The job's never done: continuous improvement and minimizing downtime

Frame.io also recognizes the importance of continuous improvement, so they utilize feature flags to control the release of new features, ensuring they meet performance standards before being unleashed upon the world, while regular audits with Vercel Speed Insights or Conformance help identify and address regressions to ensure the application remains performant over time.

This commitment to continuous improvement extends to deployment practices as well. With thousands of users relying on Frame.io at any given time, zero-downtime deployments are crucial.

Vercel's Skew Protection feature helps mitigate the risks associated with deploying at scale, ensuring a seamless transition for all users and minimizing the potential for disruption. This allows Frame.io to confidently ship updates knowing that their users will experience minimal, if any, interruption.

▸ Data excerpts
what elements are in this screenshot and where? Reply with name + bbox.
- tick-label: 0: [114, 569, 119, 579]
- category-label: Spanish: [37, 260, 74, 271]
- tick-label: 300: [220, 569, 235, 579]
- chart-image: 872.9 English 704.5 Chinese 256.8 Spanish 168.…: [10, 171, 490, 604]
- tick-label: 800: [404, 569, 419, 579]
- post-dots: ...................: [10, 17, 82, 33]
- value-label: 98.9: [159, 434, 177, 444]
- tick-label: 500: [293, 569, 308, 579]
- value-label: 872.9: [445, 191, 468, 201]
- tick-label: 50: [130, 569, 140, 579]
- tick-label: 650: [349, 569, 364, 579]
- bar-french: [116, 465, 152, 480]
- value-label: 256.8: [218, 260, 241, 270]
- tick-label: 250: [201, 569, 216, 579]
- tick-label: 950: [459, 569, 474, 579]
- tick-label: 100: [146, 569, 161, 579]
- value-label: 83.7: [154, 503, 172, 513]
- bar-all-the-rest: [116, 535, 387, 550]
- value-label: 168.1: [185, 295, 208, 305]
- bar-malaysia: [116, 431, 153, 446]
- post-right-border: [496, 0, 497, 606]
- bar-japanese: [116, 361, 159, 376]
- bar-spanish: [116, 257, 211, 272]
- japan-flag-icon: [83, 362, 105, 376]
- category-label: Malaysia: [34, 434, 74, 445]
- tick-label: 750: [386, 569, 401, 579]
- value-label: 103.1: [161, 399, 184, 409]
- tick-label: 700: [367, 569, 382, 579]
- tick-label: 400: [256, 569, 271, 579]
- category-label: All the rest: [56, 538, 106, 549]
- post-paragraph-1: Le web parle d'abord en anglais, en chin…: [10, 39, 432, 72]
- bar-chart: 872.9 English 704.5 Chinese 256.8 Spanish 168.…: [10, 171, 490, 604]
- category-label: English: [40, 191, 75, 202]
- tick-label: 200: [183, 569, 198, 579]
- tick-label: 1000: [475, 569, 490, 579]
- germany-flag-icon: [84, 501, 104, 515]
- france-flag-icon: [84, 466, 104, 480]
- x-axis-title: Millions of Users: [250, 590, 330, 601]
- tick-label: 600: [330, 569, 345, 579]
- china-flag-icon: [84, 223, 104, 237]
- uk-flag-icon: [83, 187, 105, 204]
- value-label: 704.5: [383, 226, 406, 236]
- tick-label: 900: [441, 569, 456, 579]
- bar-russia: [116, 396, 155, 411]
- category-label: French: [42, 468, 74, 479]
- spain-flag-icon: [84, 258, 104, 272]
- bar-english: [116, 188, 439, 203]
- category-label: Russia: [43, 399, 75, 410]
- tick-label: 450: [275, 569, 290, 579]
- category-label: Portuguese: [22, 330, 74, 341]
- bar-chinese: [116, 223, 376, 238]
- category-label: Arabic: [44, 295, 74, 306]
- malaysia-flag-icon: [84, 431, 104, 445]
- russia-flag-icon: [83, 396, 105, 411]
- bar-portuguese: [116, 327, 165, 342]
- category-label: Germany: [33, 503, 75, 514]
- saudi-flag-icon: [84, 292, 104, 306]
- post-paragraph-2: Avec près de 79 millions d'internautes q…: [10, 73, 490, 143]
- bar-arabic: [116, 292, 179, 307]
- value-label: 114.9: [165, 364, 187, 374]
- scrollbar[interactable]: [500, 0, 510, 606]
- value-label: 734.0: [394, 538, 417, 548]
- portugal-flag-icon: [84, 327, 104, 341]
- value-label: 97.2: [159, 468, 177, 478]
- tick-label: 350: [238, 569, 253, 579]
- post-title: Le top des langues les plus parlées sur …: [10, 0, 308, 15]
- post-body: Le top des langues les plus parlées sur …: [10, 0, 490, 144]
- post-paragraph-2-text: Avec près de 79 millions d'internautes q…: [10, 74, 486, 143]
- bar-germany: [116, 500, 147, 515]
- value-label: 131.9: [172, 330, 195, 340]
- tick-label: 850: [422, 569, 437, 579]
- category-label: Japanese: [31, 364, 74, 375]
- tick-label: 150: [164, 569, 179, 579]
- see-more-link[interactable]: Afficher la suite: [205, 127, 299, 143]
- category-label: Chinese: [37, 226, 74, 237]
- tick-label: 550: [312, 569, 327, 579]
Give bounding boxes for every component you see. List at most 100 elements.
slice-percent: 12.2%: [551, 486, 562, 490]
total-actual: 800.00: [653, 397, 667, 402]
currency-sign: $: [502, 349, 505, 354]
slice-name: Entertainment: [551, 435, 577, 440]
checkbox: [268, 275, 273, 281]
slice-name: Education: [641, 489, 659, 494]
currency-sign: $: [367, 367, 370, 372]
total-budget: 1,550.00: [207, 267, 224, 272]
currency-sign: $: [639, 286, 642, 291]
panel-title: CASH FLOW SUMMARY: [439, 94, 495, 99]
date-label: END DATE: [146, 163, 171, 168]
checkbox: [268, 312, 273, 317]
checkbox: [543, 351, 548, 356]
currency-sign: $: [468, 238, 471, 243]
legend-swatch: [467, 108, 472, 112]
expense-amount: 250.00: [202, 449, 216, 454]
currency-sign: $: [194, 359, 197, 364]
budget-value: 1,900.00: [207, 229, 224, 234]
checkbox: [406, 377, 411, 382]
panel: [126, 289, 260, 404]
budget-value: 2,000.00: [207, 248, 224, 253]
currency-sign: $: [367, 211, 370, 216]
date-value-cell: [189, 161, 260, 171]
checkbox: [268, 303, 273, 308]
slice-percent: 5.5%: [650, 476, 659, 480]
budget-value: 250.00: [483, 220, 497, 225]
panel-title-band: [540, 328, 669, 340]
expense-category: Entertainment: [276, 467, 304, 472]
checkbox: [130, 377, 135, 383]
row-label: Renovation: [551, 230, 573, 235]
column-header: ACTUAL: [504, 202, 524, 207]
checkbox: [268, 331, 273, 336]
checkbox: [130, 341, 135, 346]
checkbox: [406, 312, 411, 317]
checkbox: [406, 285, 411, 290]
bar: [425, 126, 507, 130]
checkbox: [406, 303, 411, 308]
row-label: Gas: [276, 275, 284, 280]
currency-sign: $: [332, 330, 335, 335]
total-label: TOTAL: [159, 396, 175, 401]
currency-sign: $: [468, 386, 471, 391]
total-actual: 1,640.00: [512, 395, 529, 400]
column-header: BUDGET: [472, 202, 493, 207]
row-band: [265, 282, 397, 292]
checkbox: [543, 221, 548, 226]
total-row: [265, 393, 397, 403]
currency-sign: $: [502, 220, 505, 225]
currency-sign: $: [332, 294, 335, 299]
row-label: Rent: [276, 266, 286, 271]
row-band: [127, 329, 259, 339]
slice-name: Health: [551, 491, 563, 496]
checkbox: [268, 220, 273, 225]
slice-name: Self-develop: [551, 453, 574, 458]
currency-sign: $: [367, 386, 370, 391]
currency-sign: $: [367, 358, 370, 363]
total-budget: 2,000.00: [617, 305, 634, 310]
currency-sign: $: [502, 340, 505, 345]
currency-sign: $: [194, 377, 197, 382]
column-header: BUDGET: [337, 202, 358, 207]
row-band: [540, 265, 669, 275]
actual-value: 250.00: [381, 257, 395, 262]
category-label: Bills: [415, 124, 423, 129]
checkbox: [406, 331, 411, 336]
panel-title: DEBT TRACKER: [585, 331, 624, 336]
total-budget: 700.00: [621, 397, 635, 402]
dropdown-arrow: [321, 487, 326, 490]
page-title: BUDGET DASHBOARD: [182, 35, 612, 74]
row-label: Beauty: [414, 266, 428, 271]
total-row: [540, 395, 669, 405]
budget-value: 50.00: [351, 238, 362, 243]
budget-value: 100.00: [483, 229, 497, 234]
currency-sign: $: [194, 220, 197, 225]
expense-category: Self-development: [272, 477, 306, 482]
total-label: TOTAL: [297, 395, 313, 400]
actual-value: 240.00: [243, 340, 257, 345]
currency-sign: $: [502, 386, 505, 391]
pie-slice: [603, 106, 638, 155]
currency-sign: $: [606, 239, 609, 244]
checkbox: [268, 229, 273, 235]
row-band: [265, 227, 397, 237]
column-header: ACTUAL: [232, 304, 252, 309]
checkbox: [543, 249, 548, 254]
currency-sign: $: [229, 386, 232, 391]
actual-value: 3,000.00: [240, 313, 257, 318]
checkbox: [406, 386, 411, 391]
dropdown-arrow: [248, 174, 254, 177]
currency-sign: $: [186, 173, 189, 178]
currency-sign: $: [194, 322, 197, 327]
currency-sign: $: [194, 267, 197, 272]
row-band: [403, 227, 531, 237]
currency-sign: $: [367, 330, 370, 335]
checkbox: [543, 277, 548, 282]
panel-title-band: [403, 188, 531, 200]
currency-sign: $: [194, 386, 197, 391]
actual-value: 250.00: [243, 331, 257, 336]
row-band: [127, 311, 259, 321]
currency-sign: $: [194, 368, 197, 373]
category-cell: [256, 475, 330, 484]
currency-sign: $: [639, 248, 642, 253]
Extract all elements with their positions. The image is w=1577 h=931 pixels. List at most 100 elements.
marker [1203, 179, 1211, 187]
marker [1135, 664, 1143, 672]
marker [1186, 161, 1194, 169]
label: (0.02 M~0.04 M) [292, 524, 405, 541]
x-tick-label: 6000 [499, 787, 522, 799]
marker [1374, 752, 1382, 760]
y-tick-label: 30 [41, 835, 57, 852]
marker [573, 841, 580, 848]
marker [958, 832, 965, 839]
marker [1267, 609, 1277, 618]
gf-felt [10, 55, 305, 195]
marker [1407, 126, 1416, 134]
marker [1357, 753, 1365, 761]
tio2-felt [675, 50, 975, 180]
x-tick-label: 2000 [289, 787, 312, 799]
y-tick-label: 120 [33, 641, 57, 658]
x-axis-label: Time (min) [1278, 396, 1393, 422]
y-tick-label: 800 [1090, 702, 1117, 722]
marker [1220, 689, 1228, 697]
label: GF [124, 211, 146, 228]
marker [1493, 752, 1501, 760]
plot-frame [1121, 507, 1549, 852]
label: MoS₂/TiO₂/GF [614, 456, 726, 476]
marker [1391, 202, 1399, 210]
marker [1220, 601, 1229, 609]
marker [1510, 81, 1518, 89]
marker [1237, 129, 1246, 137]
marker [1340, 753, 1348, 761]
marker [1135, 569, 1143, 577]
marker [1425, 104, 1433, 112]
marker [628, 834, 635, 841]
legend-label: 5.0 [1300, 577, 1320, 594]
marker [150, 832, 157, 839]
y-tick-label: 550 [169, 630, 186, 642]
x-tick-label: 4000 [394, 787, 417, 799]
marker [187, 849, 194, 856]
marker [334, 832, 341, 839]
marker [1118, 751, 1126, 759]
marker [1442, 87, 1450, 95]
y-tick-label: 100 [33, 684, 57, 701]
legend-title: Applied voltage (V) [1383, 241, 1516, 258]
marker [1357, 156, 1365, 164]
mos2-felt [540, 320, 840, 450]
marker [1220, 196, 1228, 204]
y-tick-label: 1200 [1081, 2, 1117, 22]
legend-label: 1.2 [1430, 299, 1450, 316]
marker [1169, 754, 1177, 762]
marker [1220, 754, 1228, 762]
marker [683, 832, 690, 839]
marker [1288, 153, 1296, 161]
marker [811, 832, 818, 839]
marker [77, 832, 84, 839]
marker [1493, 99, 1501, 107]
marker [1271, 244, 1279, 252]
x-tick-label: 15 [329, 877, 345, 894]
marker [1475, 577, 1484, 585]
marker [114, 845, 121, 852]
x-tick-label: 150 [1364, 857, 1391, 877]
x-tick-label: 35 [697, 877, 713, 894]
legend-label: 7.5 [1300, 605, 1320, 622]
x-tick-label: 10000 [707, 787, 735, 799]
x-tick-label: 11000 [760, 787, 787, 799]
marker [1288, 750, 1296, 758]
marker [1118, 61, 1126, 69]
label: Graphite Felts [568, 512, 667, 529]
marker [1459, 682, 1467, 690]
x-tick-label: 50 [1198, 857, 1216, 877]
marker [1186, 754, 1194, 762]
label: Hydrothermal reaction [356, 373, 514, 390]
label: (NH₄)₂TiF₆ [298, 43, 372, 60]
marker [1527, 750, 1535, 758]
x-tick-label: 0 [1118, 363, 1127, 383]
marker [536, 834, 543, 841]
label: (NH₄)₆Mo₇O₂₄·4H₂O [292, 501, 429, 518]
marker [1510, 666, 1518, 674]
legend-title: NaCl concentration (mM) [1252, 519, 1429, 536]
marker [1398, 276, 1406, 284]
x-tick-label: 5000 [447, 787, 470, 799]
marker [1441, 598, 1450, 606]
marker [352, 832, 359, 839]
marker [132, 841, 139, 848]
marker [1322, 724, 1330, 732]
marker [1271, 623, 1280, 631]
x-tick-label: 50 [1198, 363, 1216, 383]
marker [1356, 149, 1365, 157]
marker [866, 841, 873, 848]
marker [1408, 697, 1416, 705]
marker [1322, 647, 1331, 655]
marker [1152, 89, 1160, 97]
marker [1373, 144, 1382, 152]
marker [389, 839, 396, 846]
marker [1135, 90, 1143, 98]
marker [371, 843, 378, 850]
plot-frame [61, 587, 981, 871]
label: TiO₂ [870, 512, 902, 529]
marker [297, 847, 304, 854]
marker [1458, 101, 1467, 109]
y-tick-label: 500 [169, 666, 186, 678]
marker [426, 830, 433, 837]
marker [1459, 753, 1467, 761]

▸ Problem 1
List every tool or feature that the passage on Frame.io's continuous improvement says Frame.io uses to keep its application performant or its deployments smooth.
▸ Problem 2
Write the next paragraph of the passage on Frame.io's continuous improvement, following its last sentence.
The entries come from a separate source and are unrelated to the Frame.io passage.

▸ Exercise result 1
- Feature flags
- Vercel Speed Insights
- Conformance
- Skew Protection

▸ Exercise result 2
Frame.io doesn't shy away from complex performance challenges. They allocate dedicated resources and time to tackle these head-on, knowing that conquering these challenges is essential to delivering a truly exceptional user experience.

Shared expectations and dedicated resources: the keys to success

Frame.io recognizes that Fluid UI is crucial for a great user experience, especially for demanding applications. They prioritize performance by tracking metrics, identifying bottlenecks, and empowering developers to create a seamless experience.

This focus allows users to focus on what matters: their work. Other teams can learn from this approach, building web applications that feel as responsive and powerful as desktop software.